*TO DO*
Each line below should be quoted exactly, please.

>> Begin THE INPUT

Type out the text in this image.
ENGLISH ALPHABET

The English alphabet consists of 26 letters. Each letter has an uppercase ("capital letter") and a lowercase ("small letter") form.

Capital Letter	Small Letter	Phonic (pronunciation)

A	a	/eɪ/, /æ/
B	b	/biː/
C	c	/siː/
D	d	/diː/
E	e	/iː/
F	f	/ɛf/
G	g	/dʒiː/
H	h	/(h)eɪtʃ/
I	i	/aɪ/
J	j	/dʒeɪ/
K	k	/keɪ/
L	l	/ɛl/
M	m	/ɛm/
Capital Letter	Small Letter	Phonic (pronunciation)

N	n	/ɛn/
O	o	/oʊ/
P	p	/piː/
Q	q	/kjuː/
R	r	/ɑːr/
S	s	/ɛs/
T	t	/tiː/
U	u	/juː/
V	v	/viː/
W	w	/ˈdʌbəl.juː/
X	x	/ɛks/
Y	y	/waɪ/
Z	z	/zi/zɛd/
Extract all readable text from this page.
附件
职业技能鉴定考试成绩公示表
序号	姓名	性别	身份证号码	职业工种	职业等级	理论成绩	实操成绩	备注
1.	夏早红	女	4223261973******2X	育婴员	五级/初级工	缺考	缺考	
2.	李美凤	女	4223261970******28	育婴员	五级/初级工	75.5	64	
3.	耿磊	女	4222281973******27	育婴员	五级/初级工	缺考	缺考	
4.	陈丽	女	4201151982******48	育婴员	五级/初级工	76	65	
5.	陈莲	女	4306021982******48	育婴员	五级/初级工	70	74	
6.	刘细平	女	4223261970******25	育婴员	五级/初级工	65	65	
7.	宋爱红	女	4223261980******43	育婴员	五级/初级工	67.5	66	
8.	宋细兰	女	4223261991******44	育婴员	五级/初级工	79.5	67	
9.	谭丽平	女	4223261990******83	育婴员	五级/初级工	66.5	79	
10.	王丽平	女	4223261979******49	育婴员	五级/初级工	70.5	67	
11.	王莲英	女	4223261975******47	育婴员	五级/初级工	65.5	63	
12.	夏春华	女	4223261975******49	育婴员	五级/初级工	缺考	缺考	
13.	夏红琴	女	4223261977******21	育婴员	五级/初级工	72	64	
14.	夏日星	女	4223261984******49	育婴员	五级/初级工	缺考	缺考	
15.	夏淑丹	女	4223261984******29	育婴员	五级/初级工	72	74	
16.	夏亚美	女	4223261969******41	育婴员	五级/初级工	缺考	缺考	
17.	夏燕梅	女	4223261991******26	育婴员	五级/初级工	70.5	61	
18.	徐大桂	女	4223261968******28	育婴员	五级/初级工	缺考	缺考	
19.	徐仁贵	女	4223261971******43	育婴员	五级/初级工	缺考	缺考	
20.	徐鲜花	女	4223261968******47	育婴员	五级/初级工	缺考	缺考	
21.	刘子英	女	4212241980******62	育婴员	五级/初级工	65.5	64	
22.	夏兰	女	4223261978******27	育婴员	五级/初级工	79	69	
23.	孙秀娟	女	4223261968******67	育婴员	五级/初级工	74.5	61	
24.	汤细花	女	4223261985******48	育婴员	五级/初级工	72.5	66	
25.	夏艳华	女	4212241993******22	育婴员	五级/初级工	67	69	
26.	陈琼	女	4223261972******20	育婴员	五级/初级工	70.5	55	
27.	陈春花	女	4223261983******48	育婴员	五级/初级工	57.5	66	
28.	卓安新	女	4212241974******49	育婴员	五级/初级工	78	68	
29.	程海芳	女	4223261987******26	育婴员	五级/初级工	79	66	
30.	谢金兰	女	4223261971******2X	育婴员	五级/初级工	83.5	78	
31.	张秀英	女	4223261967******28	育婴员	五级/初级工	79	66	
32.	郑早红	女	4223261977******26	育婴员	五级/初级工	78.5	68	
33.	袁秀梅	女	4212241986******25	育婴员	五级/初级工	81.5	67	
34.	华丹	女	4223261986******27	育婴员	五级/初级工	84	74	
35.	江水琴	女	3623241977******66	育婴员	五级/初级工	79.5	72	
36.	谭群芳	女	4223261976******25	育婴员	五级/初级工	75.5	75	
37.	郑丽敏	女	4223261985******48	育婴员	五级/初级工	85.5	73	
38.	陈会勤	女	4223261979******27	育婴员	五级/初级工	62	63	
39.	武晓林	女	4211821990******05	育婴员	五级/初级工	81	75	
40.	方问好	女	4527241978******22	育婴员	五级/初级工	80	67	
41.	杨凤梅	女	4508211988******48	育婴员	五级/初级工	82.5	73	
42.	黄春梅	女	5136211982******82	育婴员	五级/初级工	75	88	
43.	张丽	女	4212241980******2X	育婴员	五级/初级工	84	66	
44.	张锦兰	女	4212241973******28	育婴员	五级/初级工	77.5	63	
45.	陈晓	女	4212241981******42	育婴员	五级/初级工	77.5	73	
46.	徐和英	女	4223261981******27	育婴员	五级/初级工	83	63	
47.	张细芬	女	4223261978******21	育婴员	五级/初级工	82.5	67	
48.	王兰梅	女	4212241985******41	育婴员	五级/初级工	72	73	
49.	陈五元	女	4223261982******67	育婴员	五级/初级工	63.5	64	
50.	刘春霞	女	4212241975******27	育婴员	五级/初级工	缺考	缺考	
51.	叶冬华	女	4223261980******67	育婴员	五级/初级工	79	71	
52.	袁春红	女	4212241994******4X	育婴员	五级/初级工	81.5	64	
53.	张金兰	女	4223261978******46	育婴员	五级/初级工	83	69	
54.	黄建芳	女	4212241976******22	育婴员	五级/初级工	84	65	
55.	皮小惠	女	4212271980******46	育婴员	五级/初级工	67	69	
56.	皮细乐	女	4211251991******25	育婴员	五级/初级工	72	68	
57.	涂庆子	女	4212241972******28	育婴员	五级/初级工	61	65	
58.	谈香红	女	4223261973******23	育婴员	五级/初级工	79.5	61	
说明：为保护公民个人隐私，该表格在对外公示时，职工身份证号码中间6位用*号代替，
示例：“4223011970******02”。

>> End THE INPUT

*RESPONSE TO THIS TASK*
Type out the text in this image.
ENGLISH ALPHABET

The English alphabet consists of 26 letters. Each letter has an uppercase ("capital letter") and a lowercase ("small letter") form.

Capital Letter	Small Letter	Phonic (pronunciation)

A	a	/eɪ/, /æ/
B	b	/biː/
C	c	/siː/
D	d	/diː/
E	e	/iː/
F	f	/ɛf/
G	g	/dʒiː/
H	h	/(h)eɪtʃ/
I	i	/aɪ/
J	j	/dʒeɪ/
K	k	/keɪ/
L	l	/ɛl/
M	m	/ɛm/
Capital Letter	Small Letter	Phonic (pronunciation)

N	n	/ɛn/
O	o	/oʊ/
P	p	/piː/
Q	q	/kjuː/
R	r	/ɑːr/
S	s	/ɛs/
T	t	/tiː/
U	u	/juː/
V	v	/viː/
W	w	/ˈdʌbəl.juː/
X	x	/ɛks/
Y	y	/waɪ/
Z	z	/zi/zɛd/
Extract all readable text from this page.
附件
职业技能鉴定考试成绩公示表
序号	姓名	性别	身份证号码	职业工种	职业等级	理论成绩	实操成绩	备注
1.	夏早红	女	4223261973******2X	育婴员	五级/初级工	缺考	缺考	
2.	李美凤	女	4223261970******28	育婴员	五级/初级工	75.5	64	
3.	耿磊	女	4222281973******27	育婴员	五级/初级工	缺考	缺考	
4.	陈丽	女	4201151982******48	育婴员	五级/初级工	76	65	
5.	陈莲	女	4306021982******48	育婴员	五级/初级工	70	74	
6.	刘细平	女	4223261970******25	育婴员	五级/初级工	65	65	
7.	宋爱红	女	4223261980******43	育婴员	五级/初级工	67.5	66	
8.	宋细兰	女	4223261991******44	育婴员	五级/初级工	79.5	67	
9.	谭丽平	女	4223261990******83	育婴员	五级/初级工	66.5	79	
10.	王丽平	女	4223261979******49	育婴员	五级/初级工	70.5	67	
11.	王莲英	女	4223261975******47	育婴员	五级/初级工	65.5	63	
12.	夏春华	女	4223261975******49	育婴员	五级/初级工	缺考	缺考	
13.	夏红琴	女	4223261977******21	育婴员	五级/初级工	72	64	
14.	夏日星	女	4223261984******49	育婴员	五级/初级工	缺考	缺考	
15.	夏淑丹	女	4223261984******29	育婴员	五级/初级工	72	74	
16.	夏亚美	女	4223261969******41	育婴员	五级/初级工	缺考	缺考	
17.	夏燕梅	女	4223261991******26	育婴员	五级/初级工	70.5	61	
18.	徐大桂	女	4223261968******28	育婴员	五级/初级工	缺考	缺考	
19.	徐仁贵	女	4223261971******43	育婴员	五级/初级工	缺考	缺考	
20.	徐鲜花	女	4223261968******47	育婴员	五级/初级工	缺考	缺考	
21.	刘子英	女	4212241980******62	育婴员	五级/初级工	65.5	64	
22.	夏兰	女	4223261978******27	育婴员	五级/初级工	79	69	
23.	孙秀娟	女	4223261968******67	育婴员	五级/初级工	74.5	61	
24.	汤细花	女	4223261985******48	育婴员	五级/初级工	72.5	66	
25.	夏艳华	女	4212241993******22	育婴员	五级/初级工	67	69	
26.	陈琼	女	4223261972******20	育婴员	五级/初级工	70.5	55	
27.	陈春花	女	4223261983******48	育婴员	五级/初级工	57.5	66	
28.	卓安新	女	4212241974******49	育婴员	五级/初级工	78	68	
29.	程海芳	女	4223261987******26	育婴员	五级/初级工	79	66	
30.	谢金兰	女	4223261971******2X	育婴员	五级/初级工	83.5	78	
31.	张秀英	女	4223261967******28	育婴员	五级/初级工	79	66	
32.	郑早红	女	4223261977******26	育婴员	五级/初级工	78.5	68	
33.	袁秀梅	女	4212241986******25	育婴员	五级/初级工	81.5	67	
34.	华丹	女	4223261986******27	育婴员	五级/初级工	84	74	
35.	江水琴	女	3623241977******66	育婴员	五级/初级工	79.5	72	
36.	谭群芳	女	4223261976******25	育婴员	五级/初级工	75.5	75	
37.	郑丽敏	女	4223261985******48	育婴员	五级/初级工	85.5	73	
38.	陈会勤	女	4223261979******27	育婴员	五级/初级工	62	63	
39.	武晓林	女	4211821990******05	育婴员	五级/初级工	81	75	
40.	方问好	女	4527241978******22	育婴员	五级/初级工	80	67	
41.	杨凤梅	女	4508211988******48	育婴员	五级/初级工	82.5	73	
42.	黄春梅	女	5136211982******82	育婴员	五级/初级工	75	88	
43.	张丽	女	4212241980******2X	育婴员	五级/初级工	84	66	
44.	张锦兰	女	4212241973******28	育婴员	五级/初级工	77.5	63	
45.	陈晓	女	4212241981******42	育婴员	五级/初级工	77.5	73	
46.	徐和英	女	4223261981******27	育婴员	五级/初级工	83	63	
47.	张细芬	女	4223261978******21	育婴员	五级/初级工	82.5	67	
48.	王兰梅	女	4212241985******41	育婴员	五级/初级工	72	73	
49.	陈五元	女	4223261982******67	育婴员	五级/初级工	63.5	64	
50.	刘春霞	女	4212241975******27	育婴员	五级/初级工	缺考	缺考	
51.	叶冬华	女	4223261980******67	育婴员	五级/初级工	79	71	
52.	袁春红	女	4212241994******4X	育婴员	五级/初级工	81.5	64	
53.	张金兰	女	4223261978******46	育婴员	五级/初级工	83	69	
54.	黄建芳	女	4212241976******22	育婴员	五级/初级工	84	65	
55.	皮小惠	女	4212271980******46	育婴员	五级/初级工	67	69	
56.	皮细乐	女	4211251991******25	育婴员	五级/初级工	72	68	
57.	涂庆子	女	4212241972******28	育婴员	五级/初级工	61	65	
58.	谈香红	女	4223261973******23	育婴员	五级/初级工	79.5	61	
说明：为保护公民个人隐私，该表格在对外公示时，职工身份证号码中间6位用*号代替，
示例：“4223011970******02”。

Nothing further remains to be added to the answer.